[START OF Data entries]
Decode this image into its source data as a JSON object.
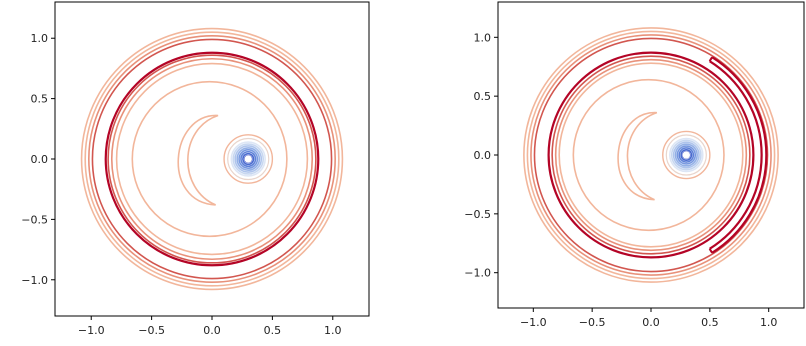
{
  "colors": {
    "light_salmon": "#f2b69b",
    "salmon": "#e8917a",
    "red_mid": "#d2564f",
    "crimson": "#b40426",
    "center_blue": "#3b4cc0",
    "center_light": "#c7d7f0",
    "axes": "#000000"
  },
  "chart_data": [
    {
      "type": "contour",
      "title": "",
      "xlabel": "",
      "ylabel": "",
      "xlim": [
        -1.3,
        1.3
      ],
      "ylim": [
        -1.3,
        1.3
      ],
      "xticks": [
        -1.0,
        -0.5,
        0.0,
        0.5,
        1.0
      ],
      "yticks": [
        -1.0,
        -0.5,
        0.0,
        0.5,
        1.0
      ],
      "xtick_labels": [
        "−1.0",
        "−0.5",
        "0.0",
        "0.5",
        "1.0"
      ],
      "ytick_labels": [
        "−1.0",
        "−0.5",
        "0.0",
        "0.5",
        "1.0"
      ],
      "grid": false,
      "colormap": "coolwarm",
      "center_point": [
        0.3,
        0.0
      ],
      "outer_rings": [
        {
          "r": 1.08,
          "color": "light_salmon"
        },
        {
          "r": 1.05,
          "color": "light_salmon"
        },
        {
          "r": 1.02,
          "color": "salmon"
        },
        {
          "r": 0.99,
          "color": "red_mid"
        },
        {
          "r": 0.88,
          "color": "crimson"
        },
        {
          "r": 0.86,
          "color": "red_mid"
        },
        {
          "r": 0.83,
          "color": "salmon"
        },
        {
          "r": 0.79,
          "color": "light_salmon"
        }
      ],
      "inner_blob": {
        "r": 0.64,
        "color": "light_salmon"
      },
      "crescent": {
        "color": "light_salmon"
      },
      "gap_arc": null
    },
    {
      "type": "contour",
      "title": "",
      "xlabel": "",
      "ylabel": "",
      "xlim": [
        -1.3,
        1.3
      ],
      "ylim": [
        -1.3,
        1.3
      ],
      "xticks": [
        -1.0,
        -0.5,
        0.0,
        0.5,
        1.0
      ],
      "yticks": [
        -1.0,
        -0.5,
        0.0,
        0.5,
        1.0
      ],
      "xtick_labels": [
        "−1.0",
        "−0.5",
        "0.0",
        "0.5",
        "1.0"
      ],
      "ytick_labels": [
        "−1.0",
        "−0.5",
        "0.0",
        "0.5",
        "1.0"
      ],
      "grid": false,
      "colormap": "coolwarm",
      "center_point": [
        0.3,
        0.0
      ],
      "outer_rings": [
        {
          "r": 1.08,
          "color": "light_salmon"
        },
        {
          "r": 1.05,
          "color": "light_salmon"
        },
        {
          "r": 1.02,
          "color": "salmon"
        },
        {
          "r": 0.99,
          "color": "red_mid"
        },
        {
          "r": 0.87,
          "color": "crimson"
        },
        {
          "r": 0.84,
          "color": "red_mid"
        },
        {
          "r": 0.81,
          "color": "salmon"
        },
        {
          "r": 0.78,
          "color": "light_salmon"
        }
      ],
      "inner_blob": {
        "r": 0.64,
        "color": "light_salmon"
      },
      "crescent": {
        "color": "light_salmon"
      },
      "gap_arc": {
        "r_outer": 0.98,
        "r_inner": 0.94,
        "start_deg": -58,
        "end_deg": 58,
        "color": "crimson"
      }
    }
  ]
}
[END OF Data entries]
Given exercise:
Every record above should be written out again exactly; the pictures stay out of the copy.

Correct output:
Decode this image into its source data as a JSON object.
{
  "colors": {
    "light_salmon": "#f2b69b",
    "salmon": "#e8917a",
    "red_mid": "#d2564f",
    "crimson": "#b40426",
    "center_blue": "#3b4cc0",
    "center_light": "#c7d7f0",
    "axes": "#000000"
  },
  "chart_data": [
    {
      "type": "contour",
      "title": "",
      "xlabel": "",
      "ylabel": "",
      "xlim": [
        -1.3,
        1.3
      ],
      "ylim": [
        -1.3,
        1.3
      ],
      "xticks": [
        -1.0,
        -0.5,
        0.0,
        0.5,
        1.0
      ],
      "yticks": [
        -1.0,
        -0.5,
        0.0,
        0.5,
        1.0
      ],
      "xtick_labels": [
        "−1.0",
        "−0.5",
        "0.0",
        "0.5",
        "1.0"
      ],
      "ytick_labels": [
        "−1.0",
        "−0.5",
        "0.0",
        "0.5",
        "1.0"
      ],
      "grid": false,
      "colormap": "coolwarm",
      "center_point": [
        0.3,
        0.0
      ],
      "outer_rings": [
        {
          "r": 1.08,
          "color": "light_salmon"
        },
        {
          "r": 1.05,
          "color": "light_salmon"
        },
        {
          "r": 1.02,
          "color": "salmon"
        },
        {
          "r": 0.99,
          "color": "red_mid"
        },
        {
          "r": 0.88,
          "color": "crimson"
        },
        {
          "r": 0.86,
          "color": "red_mid"
        },
        {
          "r": 0.83,
          "color": "salmon"
        },
        {
          "r": 0.79,
          "color": "light_salmon"
        }
      ],
      "inner_blob": {
        "r": 0.64,
        "color": "light_salmon"
      },
      "crescent": {
        "color": "light_salmon"
      },
      "gap_arc": null
    },
    {
      "type": "contour",
      "title": "",
      "xlabel": "",
      "ylabel": "",
      "xlim": [
        -1.3,
        1.3
      ],
      "ylim": [
        -1.3,
        1.3
      ],
      "xticks": [
        -1.0,
        -0.5,
        0.0,
        0.5,
        1.0
      ],
      "yticks": [
        -1.0,
        -0.5,
        0.0,
        0.5,
        1.0
      ],
      "xtick_labels": [
        "−1.0",
        "−0.5",
        "0.0",
        "0.5",
        "1.0"
      ],
      "ytick_labels": [
        "−1.0",
        "−0.5",
        "0.0",
        "0.5",
        "1.0"
      ],
      "grid": false,
      "colormap": "coolwarm",
      "center_point": [
        0.3,
        0.0
      ],
      "outer_rings": [
        {
          "r": 1.08,
          "color": "light_salmon"
        },
        {
          "r": 1.05,
          "color": "light_salmon"
        },
        {
          "r": 1.02,
          "color": "salmon"
        },
        {
          "r": 0.99,
          "color": "red_mid"
        },
        {
          "r": 0.87,
          "color": "crimson"
        },
        {
          "r": 0.84,
          "color": "red_mid"
        },
        {
          "r": 0.81,
          "color": "salmon"
        },
        {
          "r": 0.78,
          "color": "light_salmon"
        }
      ],
      "inner_blob": {
        "r": 0.64,
        "color": "light_salmon"
      },
      "crescent": {
        "color": "light_salmon"
      },
      "gap_arc": {
        "r_outer": 0.98,
        "r_inner": 0.94,
        "start_deg": -58,
        "end_deg": 58,
        "color": "crimson"
      }
    }
  ]
}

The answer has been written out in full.